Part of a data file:
# # # # # # #
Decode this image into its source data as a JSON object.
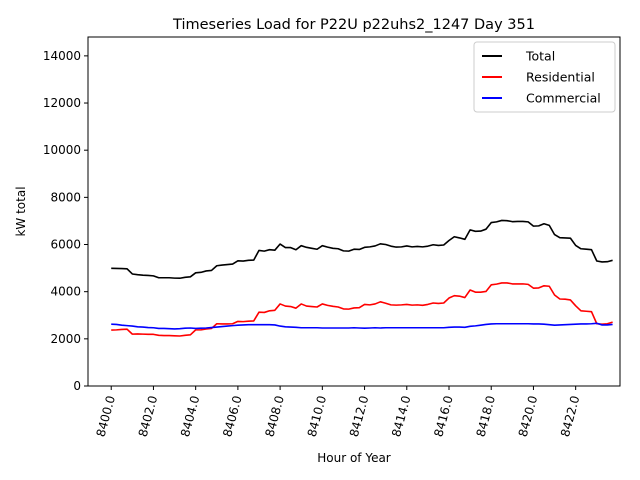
{
  "chart_data": {
    "type": "line",
    "title": "Timeseries Load for P22U p22uhs2_1247  Day 351",
    "xlabel": "Hour of Year",
    "ylabel": "kW total",
    "xlim": [
      8398.9,
      8424.1
    ],
    "ylim": [
      0,
      14800
    ],
    "xticks": [
      8400,
      8402,
      8404,
      8406,
      8408,
      8410,
      8412,
      8414,
      8416,
      8418,
      8420,
      8422
    ],
    "xtick_labels": [
      "8400.0",
      "8402.0",
      "8404.0",
      "8406.0",
      "8408.0",
      "8410.0",
      "8412.0",
      "8414.0",
      "8416.0",
      "8418.0",
      "8420.0",
      "8422.0"
    ],
    "yticks": [
      0,
      2000,
      4000,
      6000,
      8000,
      10000,
      12000,
      14000
    ],
    "ytick_labels": [
      "0",
      "2000",
      "4000",
      "6000",
      "8000",
      "10000",
      "12000",
      "14000"
    ],
    "legend_position": "top-right",
    "x_start": 8400,
    "x_step": 0.25,
    "series": [
      {
        "name": "Total",
        "color": "#000000",
        "values": [
          4990,
          4985,
          4980,
          4970,
          4750,
          4720,
          4700,
          4690,
          4670,
          4590,
          4590,
          4590,
          4575,
          4570,
          4610,
          4630,
          4800,
          4820,
          4880,
          4900,
          5100,
          5130,
          5150,
          5170,
          5310,
          5300,
          5330,
          5340,
          5750,
          5720,
          5780,
          5760,
          6020,
          5870,
          5870,
          5780,
          5950,
          5880,
          5840,
          5800,
          5950,
          5890,
          5840,
          5820,
          5730,
          5720,
          5800,
          5790,
          5880,
          5900,
          5940,
          6030,
          6000,
          5930,
          5890,
          5900,
          5940,
          5900,
          5920,
          5900,
          5930,
          5990,
          5960,
          5980,
          6170,
          6330,
          6280,
          6220,
          6620,
          6560,
          6570,
          6650,
          6930,
          6960,
          7020,
          7010,
          6970,
          6980,
          6980,
          6960,
          6780,
          6790,
          6880,
          6810,
          6420,
          6290,
          6280,
          6270,
          5960,
          5820,
          5800,
          5780,
          5300,
          5260,
          5270,
          5330
        ]
      },
      {
        "name": "Residential",
        "color": "#ff0000",
        "values": [
          2370,
          2380,
          2400,
          2410,
          2200,
          2210,
          2200,
          2190,
          2190,
          2150,
          2140,
          2140,
          2130,
          2120,
          2150,
          2170,
          2380,
          2380,
          2420,
          2440,
          2640,
          2630,
          2630,
          2640,
          2740,
          2730,
          2750,
          2760,
          3130,
          3120,
          3190,
          3210,
          3480,
          3390,
          3370,
          3300,
          3480,
          3390,
          3370,
          3350,
          3480,
          3420,
          3380,
          3350,
          3270,
          3260,
          3310,
          3320,
          3460,
          3440,
          3480,
          3570,
          3510,
          3440,
          3430,
          3440,
          3460,
          3430,
          3440,
          3420,
          3460,
          3520,
          3500,
          3520,
          3730,
          3830,
          3810,
          3750,
          4070,
          3980,
          3980,
          4010,
          4290,
          4320,
          4370,
          4370,
          4330,
          4330,
          4330,
          4310,
          4150,
          4160,
          4250,
          4230,
          3860,
          3690,
          3680,
          3650,
          3400,
          3190,
          3170,
          3150,
          2640,
          2620,
          2640,
          2710
        ]
      },
      {
        "name": "Commercial",
        "color": "#0000ff",
        "values": [
          2620,
          2610,
          2580,
          2560,
          2540,
          2510,
          2500,
          2480,
          2470,
          2440,
          2440,
          2430,
          2420,
          2430,
          2450,
          2460,
          2440,
          2450,
          2460,
          2480,
          2500,
          2520,
          2540,
          2560,
          2580,
          2590,
          2600,
          2600,
          2600,
          2600,
          2600,
          2590,
          2540,
          2510,
          2500,
          2490,
          2470,
          2470,
          2470,
          2470,
          2460,
          2460,
          2460,
          2460,
          2460,
          2460,
          2470,
          2460,
          2450,
          2460,
          2470,
          2460,
          2470,
          2470,
          2470,
          2470,
          2470,
          2470,
          2470,
          2470,
          2470,
          2470,
          2470,
          2470,
          2490,
          2500,
          2500,
          2490,
          2530,
          2550,
          2580,
          2610,
          2630,
          2640,
          2640,
          2640,
          2640,
          2640,
          2640,
          2640,
          2630,
          2630,
          2620,
          2600,
          2580,
          2590,
          2600,
          2610,
          2620,
          2630,
          2630,
          2640,
          2660,
          2590,
          2590,
          2610
        ]
      }
    ]
  }
}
# # # # # # #
* WHAT THE EXERCISE ASKS *
Check each line above for the word "name" and say how many have it, with nothing else.

* THE ANSWER *
3